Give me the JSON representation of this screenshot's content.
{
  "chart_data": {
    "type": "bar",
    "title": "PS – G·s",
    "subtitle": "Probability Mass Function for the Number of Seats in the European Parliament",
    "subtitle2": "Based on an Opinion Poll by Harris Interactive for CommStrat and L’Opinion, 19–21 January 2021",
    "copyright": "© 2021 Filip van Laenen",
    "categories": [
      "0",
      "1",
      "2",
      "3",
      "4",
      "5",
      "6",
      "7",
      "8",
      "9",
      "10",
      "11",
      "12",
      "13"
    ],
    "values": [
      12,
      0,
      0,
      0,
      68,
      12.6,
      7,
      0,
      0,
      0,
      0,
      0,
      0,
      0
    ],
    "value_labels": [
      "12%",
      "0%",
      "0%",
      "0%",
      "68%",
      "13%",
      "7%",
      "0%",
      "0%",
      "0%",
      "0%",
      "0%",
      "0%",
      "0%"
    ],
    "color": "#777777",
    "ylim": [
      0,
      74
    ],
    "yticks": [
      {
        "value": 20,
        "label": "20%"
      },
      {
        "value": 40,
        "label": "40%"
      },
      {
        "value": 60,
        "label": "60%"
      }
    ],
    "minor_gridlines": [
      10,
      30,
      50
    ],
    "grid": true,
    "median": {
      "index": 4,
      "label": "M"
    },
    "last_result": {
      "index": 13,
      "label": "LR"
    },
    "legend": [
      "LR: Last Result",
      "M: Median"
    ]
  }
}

● ● ● ● ●

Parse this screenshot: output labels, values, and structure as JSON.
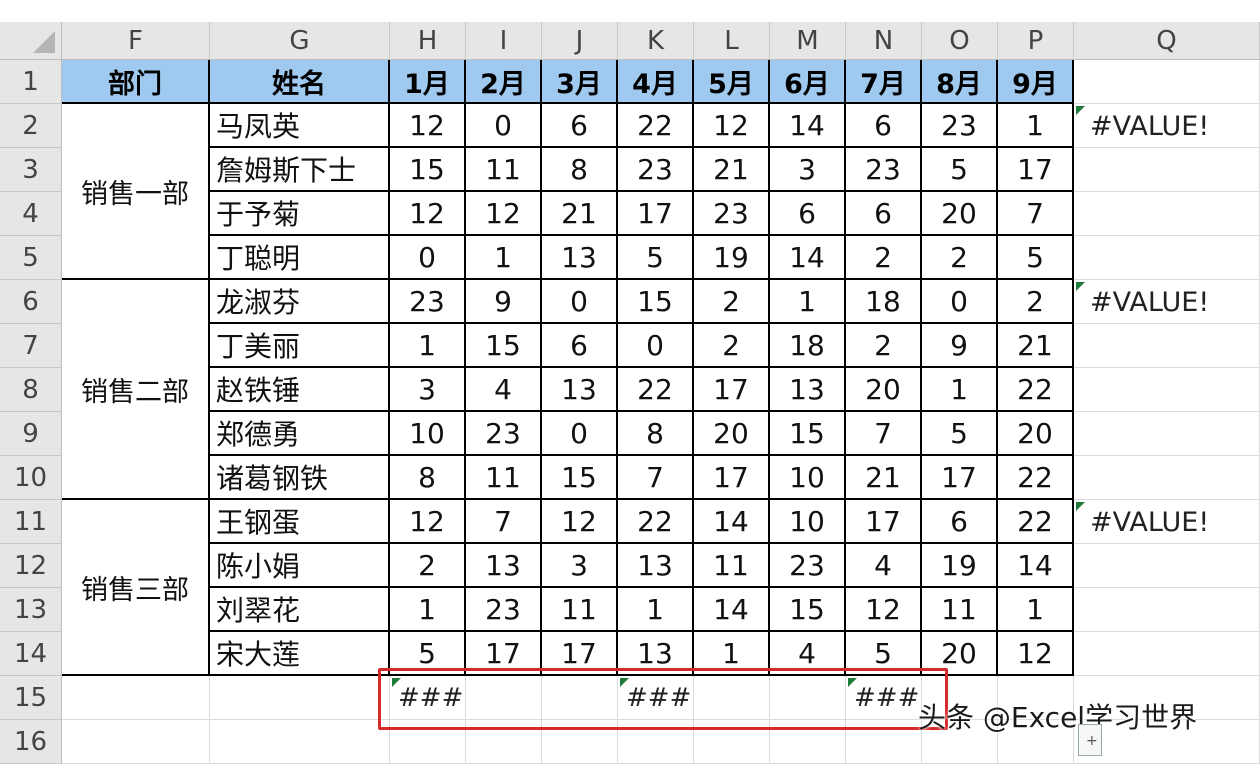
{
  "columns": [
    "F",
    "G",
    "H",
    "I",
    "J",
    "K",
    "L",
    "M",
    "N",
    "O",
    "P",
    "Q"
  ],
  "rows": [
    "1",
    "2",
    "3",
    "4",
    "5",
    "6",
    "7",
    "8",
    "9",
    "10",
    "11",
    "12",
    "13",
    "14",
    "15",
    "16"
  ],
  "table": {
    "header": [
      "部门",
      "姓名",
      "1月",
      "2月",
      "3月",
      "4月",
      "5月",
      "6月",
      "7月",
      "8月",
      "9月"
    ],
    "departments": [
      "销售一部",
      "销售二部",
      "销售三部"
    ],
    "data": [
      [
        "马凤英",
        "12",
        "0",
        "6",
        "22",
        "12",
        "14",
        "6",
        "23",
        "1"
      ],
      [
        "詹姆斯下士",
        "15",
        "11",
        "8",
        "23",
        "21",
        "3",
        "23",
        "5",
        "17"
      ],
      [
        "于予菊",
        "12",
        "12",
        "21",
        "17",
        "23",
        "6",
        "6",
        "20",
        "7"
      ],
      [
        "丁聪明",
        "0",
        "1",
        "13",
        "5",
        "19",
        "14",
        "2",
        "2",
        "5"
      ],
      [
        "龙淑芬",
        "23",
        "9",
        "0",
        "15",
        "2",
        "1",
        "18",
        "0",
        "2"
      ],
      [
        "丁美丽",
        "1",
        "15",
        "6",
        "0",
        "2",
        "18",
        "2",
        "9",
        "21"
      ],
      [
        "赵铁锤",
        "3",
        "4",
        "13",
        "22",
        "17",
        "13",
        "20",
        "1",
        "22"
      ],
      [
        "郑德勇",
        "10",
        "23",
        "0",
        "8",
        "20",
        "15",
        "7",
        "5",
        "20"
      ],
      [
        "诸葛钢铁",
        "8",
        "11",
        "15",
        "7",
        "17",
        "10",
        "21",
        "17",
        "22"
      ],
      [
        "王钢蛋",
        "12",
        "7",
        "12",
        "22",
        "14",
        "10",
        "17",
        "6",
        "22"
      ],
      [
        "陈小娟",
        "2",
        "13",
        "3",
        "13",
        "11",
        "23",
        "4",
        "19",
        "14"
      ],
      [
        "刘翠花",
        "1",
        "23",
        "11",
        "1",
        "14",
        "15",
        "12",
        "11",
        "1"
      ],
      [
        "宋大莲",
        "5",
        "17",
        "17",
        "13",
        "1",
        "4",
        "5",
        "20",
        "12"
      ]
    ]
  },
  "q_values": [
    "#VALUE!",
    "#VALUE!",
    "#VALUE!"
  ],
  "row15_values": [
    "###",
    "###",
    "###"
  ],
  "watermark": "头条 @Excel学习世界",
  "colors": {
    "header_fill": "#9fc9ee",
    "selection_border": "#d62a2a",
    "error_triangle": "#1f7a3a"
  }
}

● ● ● ● ●

Copy all lines from the listing that contain "this".

● **Task response**
Give me the JSON representation of this screenshot's content.
Parse this screenshot: output labels, values, and structure as JSON.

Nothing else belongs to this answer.